*Provided entries*.
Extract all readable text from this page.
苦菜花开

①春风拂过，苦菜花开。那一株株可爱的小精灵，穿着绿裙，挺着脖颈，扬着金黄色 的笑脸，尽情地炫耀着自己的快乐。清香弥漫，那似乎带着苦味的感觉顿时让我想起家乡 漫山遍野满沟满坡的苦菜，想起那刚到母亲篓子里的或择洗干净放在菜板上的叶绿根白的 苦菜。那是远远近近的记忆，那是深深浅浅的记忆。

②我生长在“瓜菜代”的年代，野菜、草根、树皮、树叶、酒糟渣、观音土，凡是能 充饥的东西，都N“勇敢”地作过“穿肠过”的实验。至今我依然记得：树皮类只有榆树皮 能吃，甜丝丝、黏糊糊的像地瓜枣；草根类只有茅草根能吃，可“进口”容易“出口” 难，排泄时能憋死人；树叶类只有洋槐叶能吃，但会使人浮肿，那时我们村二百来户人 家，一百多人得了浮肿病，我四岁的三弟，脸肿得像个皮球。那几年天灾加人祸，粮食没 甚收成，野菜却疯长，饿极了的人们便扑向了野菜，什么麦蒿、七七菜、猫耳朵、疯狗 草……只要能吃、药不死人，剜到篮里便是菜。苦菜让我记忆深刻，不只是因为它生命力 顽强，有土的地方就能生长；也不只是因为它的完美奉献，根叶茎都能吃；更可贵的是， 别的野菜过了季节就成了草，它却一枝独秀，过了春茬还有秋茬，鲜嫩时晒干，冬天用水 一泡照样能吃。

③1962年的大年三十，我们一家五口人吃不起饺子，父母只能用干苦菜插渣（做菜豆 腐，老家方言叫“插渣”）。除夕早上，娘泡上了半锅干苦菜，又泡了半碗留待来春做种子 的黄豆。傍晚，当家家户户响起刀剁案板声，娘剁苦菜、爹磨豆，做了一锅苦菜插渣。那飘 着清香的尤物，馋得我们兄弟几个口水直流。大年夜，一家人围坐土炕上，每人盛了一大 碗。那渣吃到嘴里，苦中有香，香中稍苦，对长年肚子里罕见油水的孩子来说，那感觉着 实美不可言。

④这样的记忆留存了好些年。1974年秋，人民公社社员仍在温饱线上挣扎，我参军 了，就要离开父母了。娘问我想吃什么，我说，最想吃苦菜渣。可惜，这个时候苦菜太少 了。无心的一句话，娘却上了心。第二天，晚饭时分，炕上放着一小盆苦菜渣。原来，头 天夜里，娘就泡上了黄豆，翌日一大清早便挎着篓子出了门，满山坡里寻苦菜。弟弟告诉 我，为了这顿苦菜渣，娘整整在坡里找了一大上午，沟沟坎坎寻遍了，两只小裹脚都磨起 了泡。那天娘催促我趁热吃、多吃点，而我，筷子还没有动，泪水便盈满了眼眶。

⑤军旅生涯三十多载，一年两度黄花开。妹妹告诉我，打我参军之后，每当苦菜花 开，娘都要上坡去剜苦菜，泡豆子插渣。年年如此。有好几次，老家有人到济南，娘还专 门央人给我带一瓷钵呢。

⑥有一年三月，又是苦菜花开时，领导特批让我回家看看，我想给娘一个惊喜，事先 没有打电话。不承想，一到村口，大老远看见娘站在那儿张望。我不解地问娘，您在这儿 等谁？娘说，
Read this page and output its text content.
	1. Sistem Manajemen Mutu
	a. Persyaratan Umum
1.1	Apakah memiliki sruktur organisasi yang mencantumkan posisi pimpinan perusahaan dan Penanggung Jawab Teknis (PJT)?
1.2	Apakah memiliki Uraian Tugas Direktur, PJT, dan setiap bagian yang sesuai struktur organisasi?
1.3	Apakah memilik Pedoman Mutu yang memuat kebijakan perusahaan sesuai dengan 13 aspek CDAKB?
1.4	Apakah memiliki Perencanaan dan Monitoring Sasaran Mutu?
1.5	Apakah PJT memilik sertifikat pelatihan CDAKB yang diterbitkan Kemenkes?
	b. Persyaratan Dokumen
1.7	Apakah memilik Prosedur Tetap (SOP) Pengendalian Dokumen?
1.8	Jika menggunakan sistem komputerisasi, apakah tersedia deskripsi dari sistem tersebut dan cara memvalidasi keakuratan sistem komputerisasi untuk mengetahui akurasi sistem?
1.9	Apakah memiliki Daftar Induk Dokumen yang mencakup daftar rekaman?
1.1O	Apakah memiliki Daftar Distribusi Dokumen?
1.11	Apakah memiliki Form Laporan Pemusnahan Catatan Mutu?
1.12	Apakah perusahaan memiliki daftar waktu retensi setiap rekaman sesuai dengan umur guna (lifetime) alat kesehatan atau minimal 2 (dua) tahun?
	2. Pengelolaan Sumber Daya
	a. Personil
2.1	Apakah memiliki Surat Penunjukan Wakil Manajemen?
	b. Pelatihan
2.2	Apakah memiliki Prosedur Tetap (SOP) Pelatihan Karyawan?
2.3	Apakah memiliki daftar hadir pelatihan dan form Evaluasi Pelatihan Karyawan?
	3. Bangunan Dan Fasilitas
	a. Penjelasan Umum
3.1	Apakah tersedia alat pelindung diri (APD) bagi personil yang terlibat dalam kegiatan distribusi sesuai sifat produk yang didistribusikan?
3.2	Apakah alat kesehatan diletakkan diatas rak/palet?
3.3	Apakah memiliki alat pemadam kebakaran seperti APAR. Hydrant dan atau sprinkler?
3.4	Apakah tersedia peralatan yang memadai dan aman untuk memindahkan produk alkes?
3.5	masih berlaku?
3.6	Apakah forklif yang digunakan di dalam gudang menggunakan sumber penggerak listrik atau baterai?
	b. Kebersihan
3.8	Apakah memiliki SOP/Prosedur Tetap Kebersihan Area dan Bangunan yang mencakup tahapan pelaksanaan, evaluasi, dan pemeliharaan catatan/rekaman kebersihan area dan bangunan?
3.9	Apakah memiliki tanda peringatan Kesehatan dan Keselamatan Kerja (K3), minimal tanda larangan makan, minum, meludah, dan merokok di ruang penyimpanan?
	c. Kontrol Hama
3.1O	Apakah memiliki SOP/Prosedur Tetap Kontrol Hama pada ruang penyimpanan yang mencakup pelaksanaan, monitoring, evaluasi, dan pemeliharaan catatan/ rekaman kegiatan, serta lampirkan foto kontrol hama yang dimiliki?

*Task requirements*. Write the material out again word for word.

*Solution for this exercise*.
Extract all readable text from this page.
苦菜花开

①春风拂过，苦菜花开。那一株株可爱的小精灵，穿着绿裙，挺着脖颈，扬着金黄色 的笑脸，尽情地炫耀着自己的快乐。清香弥漫，那似乎带着苦味的感觉顿时让我想起家乡 漫山遍野满沟满坡的苦菜，想起那刚到母亲篓子里的或择洗干净放在菜板上的叶绿根白的 苦菜。那是远远近近的记忆，那是深深浅浅的记忆。

②我生长在“瓜菜代”的年代，野菜、草根、树皮、树叶、酒糟渣、观音土，凡是能 充饥的东西，都N“勇敢”地作过“穿肠过”的实验。至今我依然记得：树皮类只有榆树皮 能吃，甜丝丝、黏糊糊的像地瓜枣；草根类只有茅草根能吃，可“进口”容易“出口” 难，排泄时能憋死人；树叶类只有洋槐叶能吃，但会使人浮肿，那时我们村二百来户人 家，一百多人得了浮肿病，我四岁的三弟，脸肿得像个皮球。那几年天灾加人祸，粮食没 甚收成，野菜却疯长，饿极了的人们便扑向了野菜，什么麦蒿、七七菜、猫耳朵、疯狗 草……只要能吃、药不死人，剜到篮里便是菜。苦菜让我记忆深刻，不只是因为它生命力 顽强，有土的地方就能生长；也不只是因为它的完美奉献，根叶茎都能吃；更可贵的是， 别的野菜过了季节就成了草，它却一枝独秀，过了春茬还有秋茬，鲜嫩时晒干，冬天用水 一泡照样能吃。

③1962年的大年三十，我们一家五口人吃不起饺子，父母只能用干苦菜插渣（做菜豆 腐，老家方言叫“插渣”）。除夕早上，娘泡上了半锅干苦菜，又泡了半碗留待来春做种子 的黄豆。傍晚，当家家户户响起刀剁案板声，娘剁苦菜、爹磨豆，做了一锅苦菜插渣。那飘 着清香的尤物，馋得我们兄弟几个口水直流。大年夜，一家人围坐土炕上，每人盛了一大 碗。那渣吃到嘴里，苦中有香，香中稍苦，对长年肚子里罕见油水的孩子来说，那感觉着 实美不可言。

④这样的记忆留存了好些年。1974年秋，人民公社社员仍在温饱线上挣扎，我参军 了，就要离开父母了。娘问我想吃什么，我说，最想吃苦菜渣。可惜，这个时候苦菜太少 了。无心的一句话，娘却上了心。第二天，晚饭时分，炕上放着一小盆苦菜渣。原来，头 天夜里，娘就泡上了黄豆，翌日一大清早便挎着篓子出了门，满山坡里寻苦菜。弟弟告诉 我，为了这顿苦菜渣，娘整整在坡里找了一大上午，沟沟坎坎寻遍了，两只小裹脚都磨起 了泡。那天娘催促我趁热吃、多吃点，而我，筷子还没有动，泪水便盈满了眼眶。

⑤军旅生涯三十多载，一年两度黄花开。妹妹告诉我，打我参军之后，每当苦菜花 开，娘都要上坡去剜苦菜，泡豆子插渣。年年如此。有好几次，老家有人到济南，娘还专 门央人给我带一瓷钵呢。

⑥有一年三月，又是苦菜花开时，领导特批让我回家看看，我想给娘一个惊喜，事先 没有打电话。不承想，一到村口，大老远看见娘站在那儿张望。我不解地问娘，您在这儿 等谁？娘说，
Read this page and output its text content.
	1. Sistem Manajemen Mutu
	a. Persyaratan Umum
1.1	Apakah memiliki sruktur organisasi yang mencantumkan posisi pimpinan perusahaan dan Penanggung Jawab Teknis (PJT)?
1.2	Apakah memiliki Uraian Tugas Direktur, PJT, dan setiap bagian yang sesuai struktur organisasi?
1.3	Apakah memilik Pedoman Mutu yang memuat kebijakan perusahaan sesuai dengan 13 aspek CDAKB?
1.4	Apakah memiliki Perencanaan dan Monitoring Sasaran Mutu?
1.5	Apakah PJT memilik sertifikat pelatihan CDAKB yang diterbitkan Kemenkes?
	b. Persyaratan Dokumen
1.7	Apakah memilik Prosedur Tetap (SOP) Pengendalian Dokumen?
1.8	Jika menggunakan sistem komputerisasi, apakah tersedia deskripsi dari sistem tersebut dan cara memvalidasi keakuratan sistem komputerisasi untuk mengetahui akurasi sistem?
1.9	Apakah memiliki Daftar Induk Dokumen yang mencakup daftar rekaman?
1.1O	Apakah memiliki Daftar Distribusi Dokumen?
1.11	Apakah memiliki Form Laporan Pemusnahan Catatan Mutu?
1.12	Apakah perusahaan memiliki daftar waktu retensi setiap rekaman sesuai dengan umur guna (lifetime) alat kesehatan atau minimal 2 (dua) tahun?
	2. Pengelolaan Sumber Daya
	a. Personil
2.1	Apakah memiliki Surat Penunjukan Wakil Manajemen?
	b. Pelatihan
2.2	Apakah memiliki Prosedur Tetap (SOP) Pelatihan Karyawan?
2.3	Apakah memiliki daftar hadir pelatihan dan form Evaluasi Pelatihan Karyawan?
	3. Bangunan Dan Fasilitas
	a. Penjelasan Umum
3.1	Apakah tersedia alat pelindung diri (APD) bagi personil yang terlibat dalam kegiatan distribusi sesuai sifat produk yang didistribusikan?
3.2	Apakah alat kesehatan diletakkan diatas rak/palet?
3.3	Apakah memiliki alat pemadam kebakaran seperti APAR. Hydrant dan atau sprinkler?
3.4	Apakah tersedia peralatan yang memadai dan aman untuk memindahkan produk alkes?
3.5	masih berlaku?
3.6	Apakah forklif yang digunakan di dalam gudang menggunakan sumber penggerak listrik atau baterai?
	b. Kebersihan
3.8	Apakah memiliki SOP/Prosedur Tetap Kebersihan Area dan Bangunan yang mencakup tahapan pelaksanaan, evaluasi, dan pemeliharaan catatan/rekaman kebersihan area dan bangunan?
3.9	Apakah memiliki tanda peringatan Kesehatan dan Keselamatan Kerja (K3), minimal tanda larangan makan, minum, meludah, dan merokok di ruang penyimpanan?
	c. Kontrol Hama
3.1O	Apakah memiliki SOP/Prosedur Tetap Kontrol Hama pada ruang penyimpanan yang mencakup pelaksanaan, monitoring, evaluasi, dan pemeliharaan catatan/ rekaman kegiatan, serta lampirkan foto kontrol hama yang dimiliki?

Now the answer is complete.